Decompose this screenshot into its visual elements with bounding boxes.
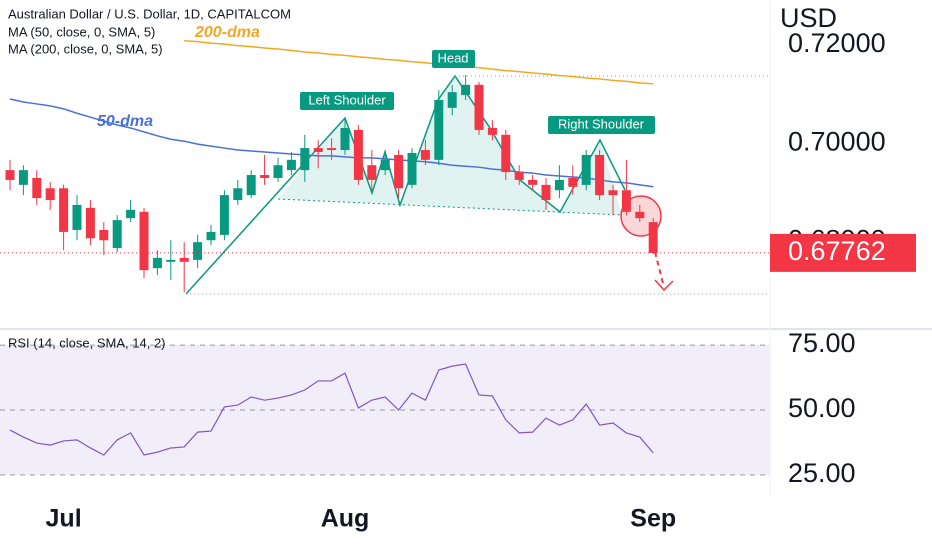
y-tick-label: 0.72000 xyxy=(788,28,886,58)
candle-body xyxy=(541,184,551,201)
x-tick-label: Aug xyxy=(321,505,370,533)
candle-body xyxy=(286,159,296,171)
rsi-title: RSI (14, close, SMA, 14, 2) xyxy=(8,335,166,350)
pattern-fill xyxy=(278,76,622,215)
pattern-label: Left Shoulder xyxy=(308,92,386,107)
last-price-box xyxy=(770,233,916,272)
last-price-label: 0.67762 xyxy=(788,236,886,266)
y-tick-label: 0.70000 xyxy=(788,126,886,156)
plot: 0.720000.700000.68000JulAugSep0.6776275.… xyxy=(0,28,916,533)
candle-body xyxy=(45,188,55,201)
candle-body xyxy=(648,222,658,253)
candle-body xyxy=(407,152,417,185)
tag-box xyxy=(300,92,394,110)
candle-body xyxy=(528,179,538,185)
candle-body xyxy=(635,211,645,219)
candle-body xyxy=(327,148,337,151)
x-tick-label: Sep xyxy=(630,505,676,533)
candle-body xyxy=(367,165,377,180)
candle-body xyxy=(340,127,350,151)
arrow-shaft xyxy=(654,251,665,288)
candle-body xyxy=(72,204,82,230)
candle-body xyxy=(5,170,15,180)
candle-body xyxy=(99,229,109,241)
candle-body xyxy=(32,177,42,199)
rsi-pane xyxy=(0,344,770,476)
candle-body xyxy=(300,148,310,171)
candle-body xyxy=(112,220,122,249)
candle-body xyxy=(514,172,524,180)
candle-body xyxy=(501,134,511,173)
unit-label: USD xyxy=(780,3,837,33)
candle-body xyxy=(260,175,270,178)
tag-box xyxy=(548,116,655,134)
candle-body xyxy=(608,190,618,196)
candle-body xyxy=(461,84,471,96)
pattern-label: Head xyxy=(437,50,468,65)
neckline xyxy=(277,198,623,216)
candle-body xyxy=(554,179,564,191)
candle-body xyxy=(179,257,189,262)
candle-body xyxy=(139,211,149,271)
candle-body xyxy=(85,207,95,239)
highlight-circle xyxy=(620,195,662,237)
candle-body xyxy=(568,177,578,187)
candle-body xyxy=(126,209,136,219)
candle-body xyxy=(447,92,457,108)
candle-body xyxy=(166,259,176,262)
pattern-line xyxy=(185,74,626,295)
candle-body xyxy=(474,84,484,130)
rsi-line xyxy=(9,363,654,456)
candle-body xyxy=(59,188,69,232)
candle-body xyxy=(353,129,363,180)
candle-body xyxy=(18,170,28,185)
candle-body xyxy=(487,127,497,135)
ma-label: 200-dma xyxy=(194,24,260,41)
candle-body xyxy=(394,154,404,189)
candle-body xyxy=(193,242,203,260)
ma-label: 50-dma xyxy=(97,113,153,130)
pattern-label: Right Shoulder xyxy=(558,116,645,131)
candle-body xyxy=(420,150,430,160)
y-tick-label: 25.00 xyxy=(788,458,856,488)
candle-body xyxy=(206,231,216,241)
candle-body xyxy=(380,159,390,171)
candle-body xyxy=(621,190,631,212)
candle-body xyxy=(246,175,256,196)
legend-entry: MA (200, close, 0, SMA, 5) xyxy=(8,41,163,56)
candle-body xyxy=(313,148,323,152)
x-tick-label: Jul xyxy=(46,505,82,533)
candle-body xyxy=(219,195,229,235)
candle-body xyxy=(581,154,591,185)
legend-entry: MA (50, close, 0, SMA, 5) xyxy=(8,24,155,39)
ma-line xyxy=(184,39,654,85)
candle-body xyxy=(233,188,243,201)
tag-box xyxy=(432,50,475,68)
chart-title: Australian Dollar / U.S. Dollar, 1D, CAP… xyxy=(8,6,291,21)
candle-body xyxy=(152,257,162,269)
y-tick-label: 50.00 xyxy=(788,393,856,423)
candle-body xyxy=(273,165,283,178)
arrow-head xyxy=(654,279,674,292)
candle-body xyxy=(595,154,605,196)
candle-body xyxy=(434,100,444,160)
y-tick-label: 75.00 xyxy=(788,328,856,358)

========================================================================

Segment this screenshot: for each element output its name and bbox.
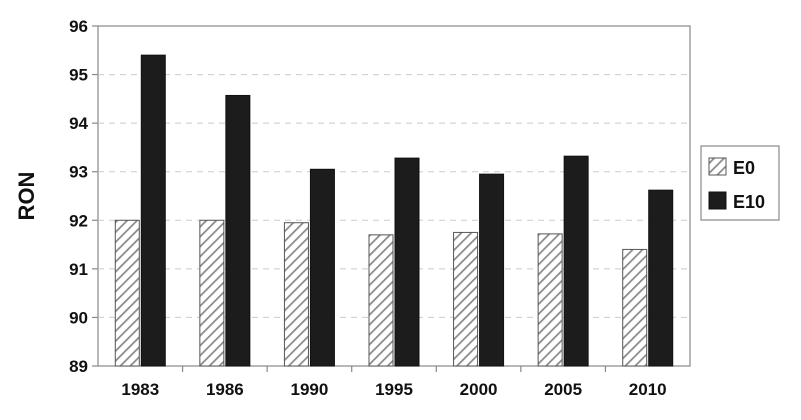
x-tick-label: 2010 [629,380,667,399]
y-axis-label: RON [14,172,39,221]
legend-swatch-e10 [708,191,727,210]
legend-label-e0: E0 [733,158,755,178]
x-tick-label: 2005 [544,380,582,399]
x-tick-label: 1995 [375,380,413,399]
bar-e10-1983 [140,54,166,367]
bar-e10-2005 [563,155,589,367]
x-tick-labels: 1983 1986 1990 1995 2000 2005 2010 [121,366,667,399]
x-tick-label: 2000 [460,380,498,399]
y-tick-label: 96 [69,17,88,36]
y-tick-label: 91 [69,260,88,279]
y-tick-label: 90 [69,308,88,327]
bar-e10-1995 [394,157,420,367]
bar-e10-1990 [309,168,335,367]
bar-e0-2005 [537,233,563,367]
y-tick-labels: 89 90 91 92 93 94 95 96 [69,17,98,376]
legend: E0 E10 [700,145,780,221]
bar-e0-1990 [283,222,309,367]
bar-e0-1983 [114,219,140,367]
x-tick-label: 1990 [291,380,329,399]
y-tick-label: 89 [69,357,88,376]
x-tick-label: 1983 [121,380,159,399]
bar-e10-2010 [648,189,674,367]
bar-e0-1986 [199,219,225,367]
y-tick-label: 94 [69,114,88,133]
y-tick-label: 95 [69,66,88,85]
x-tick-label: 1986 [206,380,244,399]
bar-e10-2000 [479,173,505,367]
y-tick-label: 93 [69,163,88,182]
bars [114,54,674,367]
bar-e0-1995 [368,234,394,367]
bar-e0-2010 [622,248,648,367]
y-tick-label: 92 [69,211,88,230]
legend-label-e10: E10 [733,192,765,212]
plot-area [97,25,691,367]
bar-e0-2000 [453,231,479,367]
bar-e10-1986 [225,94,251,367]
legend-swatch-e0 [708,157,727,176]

========================================================================

• **Task to complete**
Update the records from the line with "x-tick-label: 2010 [629,380,667,399]" up to and including the line with "x-tick-label: 2000 [460,380,498,399]" by changing "y-axis-label" to "axis-title" and leaving everything else as it is. Return only those lines.

• **Final result**
x-tick-label: 2010 [629,380,667,399]
axis-title: RON [14,172,39,221]
legend-swatch-e10 [708,191,727,210]
legend-label-e0: E0 [733,158,755,178]
x-tick-label: 2005 [544,380,582,399]
x-tick-label: 1995 [375,380,413,399]
bar-e10-1983 [140,54,166,367]
bar-e10-2005 [563,155,589,367]
x-tick-labels: 1983 1986 1990 1995 2000 2005 2010 [121,366,667,399]
x-tick-label: 2000 [460,380,498,399]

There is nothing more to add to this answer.